***** THE DATA
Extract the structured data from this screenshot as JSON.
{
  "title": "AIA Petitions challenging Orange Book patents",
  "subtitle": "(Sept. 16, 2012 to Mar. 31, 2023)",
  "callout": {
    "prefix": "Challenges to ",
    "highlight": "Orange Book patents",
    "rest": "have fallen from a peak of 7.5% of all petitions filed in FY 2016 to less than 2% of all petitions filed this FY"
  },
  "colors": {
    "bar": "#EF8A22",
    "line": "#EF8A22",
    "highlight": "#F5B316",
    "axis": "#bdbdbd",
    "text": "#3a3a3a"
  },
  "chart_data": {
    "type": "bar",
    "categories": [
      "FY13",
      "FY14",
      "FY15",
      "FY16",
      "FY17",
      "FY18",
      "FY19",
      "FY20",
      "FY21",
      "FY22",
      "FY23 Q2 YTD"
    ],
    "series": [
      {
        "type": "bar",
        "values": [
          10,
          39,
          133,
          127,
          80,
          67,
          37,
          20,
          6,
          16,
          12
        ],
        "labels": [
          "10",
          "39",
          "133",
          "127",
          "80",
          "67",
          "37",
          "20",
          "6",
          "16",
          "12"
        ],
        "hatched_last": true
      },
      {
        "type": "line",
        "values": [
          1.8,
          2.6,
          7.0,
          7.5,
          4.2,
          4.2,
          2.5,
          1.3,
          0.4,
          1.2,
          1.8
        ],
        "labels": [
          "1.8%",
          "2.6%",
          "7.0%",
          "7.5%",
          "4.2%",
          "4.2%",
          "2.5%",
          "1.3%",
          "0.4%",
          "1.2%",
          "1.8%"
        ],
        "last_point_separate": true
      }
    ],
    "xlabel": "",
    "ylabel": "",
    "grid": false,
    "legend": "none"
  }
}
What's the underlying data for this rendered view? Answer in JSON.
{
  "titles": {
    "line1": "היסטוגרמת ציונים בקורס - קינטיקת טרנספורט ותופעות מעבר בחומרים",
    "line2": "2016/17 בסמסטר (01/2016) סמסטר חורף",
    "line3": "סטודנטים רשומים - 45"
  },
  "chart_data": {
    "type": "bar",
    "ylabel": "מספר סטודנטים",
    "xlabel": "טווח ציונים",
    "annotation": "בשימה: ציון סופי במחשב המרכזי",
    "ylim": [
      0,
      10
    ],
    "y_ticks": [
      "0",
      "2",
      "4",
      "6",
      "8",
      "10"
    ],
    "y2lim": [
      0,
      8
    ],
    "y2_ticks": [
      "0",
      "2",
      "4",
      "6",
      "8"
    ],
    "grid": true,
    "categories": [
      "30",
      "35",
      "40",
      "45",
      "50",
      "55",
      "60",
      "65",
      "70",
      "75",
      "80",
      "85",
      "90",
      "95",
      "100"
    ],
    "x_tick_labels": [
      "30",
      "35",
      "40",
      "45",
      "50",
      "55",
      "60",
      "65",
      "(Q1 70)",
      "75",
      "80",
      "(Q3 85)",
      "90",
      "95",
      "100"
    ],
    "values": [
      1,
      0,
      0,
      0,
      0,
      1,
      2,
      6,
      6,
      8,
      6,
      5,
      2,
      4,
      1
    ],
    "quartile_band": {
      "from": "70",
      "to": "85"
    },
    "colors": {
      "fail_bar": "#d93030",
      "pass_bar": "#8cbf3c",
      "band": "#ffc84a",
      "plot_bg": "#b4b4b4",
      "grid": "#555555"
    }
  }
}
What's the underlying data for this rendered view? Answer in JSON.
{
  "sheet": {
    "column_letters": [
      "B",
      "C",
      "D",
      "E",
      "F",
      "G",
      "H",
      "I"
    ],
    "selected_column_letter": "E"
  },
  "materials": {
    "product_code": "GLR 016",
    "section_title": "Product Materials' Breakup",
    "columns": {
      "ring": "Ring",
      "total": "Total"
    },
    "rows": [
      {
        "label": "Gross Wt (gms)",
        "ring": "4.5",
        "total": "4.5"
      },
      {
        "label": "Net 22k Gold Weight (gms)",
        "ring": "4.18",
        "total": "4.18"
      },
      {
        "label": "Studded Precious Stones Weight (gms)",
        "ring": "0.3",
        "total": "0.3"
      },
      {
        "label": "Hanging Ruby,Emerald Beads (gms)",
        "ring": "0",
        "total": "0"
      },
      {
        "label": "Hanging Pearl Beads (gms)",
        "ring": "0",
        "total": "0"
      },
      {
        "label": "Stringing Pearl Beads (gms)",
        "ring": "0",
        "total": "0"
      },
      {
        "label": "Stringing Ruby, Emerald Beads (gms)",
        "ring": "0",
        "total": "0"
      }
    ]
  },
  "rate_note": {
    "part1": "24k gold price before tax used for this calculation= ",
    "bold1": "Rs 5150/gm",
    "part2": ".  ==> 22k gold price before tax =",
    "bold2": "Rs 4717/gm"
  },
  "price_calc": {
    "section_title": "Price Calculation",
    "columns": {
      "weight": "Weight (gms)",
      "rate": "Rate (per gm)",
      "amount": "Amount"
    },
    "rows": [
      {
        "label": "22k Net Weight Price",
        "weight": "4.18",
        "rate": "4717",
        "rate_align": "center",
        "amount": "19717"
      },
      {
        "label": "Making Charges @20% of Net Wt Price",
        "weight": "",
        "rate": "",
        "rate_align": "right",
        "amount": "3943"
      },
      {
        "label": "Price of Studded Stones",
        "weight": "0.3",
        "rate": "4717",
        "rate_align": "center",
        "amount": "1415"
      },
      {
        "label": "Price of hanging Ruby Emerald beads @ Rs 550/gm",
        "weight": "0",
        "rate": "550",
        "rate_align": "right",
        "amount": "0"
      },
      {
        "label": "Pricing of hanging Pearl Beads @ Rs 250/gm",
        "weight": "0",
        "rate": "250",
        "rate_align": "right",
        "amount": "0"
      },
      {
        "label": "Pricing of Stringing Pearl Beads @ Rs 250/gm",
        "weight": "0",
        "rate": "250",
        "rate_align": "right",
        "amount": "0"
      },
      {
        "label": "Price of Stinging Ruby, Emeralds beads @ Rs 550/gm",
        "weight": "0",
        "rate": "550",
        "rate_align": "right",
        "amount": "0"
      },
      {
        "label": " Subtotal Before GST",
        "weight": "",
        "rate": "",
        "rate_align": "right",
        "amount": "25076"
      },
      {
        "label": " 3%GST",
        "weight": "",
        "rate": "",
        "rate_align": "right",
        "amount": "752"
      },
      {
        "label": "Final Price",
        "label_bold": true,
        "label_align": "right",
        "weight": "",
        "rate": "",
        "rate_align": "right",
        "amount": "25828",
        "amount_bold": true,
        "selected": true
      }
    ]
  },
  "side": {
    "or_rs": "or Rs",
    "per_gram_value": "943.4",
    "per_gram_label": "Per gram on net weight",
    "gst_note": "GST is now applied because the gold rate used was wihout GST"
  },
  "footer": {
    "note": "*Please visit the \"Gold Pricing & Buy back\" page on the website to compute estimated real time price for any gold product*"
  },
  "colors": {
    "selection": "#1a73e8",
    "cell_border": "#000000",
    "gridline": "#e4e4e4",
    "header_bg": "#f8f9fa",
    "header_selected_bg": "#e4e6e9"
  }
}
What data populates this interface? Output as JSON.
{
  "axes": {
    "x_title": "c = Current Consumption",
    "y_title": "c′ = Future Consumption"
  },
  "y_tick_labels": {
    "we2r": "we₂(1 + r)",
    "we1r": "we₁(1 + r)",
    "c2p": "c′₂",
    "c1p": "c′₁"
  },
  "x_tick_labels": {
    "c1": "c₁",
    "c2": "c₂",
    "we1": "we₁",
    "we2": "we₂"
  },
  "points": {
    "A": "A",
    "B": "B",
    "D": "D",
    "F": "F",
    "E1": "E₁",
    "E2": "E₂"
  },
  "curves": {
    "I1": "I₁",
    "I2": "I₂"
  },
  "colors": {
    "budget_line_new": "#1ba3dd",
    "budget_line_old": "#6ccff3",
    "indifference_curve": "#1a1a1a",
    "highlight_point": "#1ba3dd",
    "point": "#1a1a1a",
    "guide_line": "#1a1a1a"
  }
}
**********
WHAT YOU NEED TO DO: What number of lines in the records contain the word "Stones"? Answer with that number alone.

EXERCISE RESPONSE: 2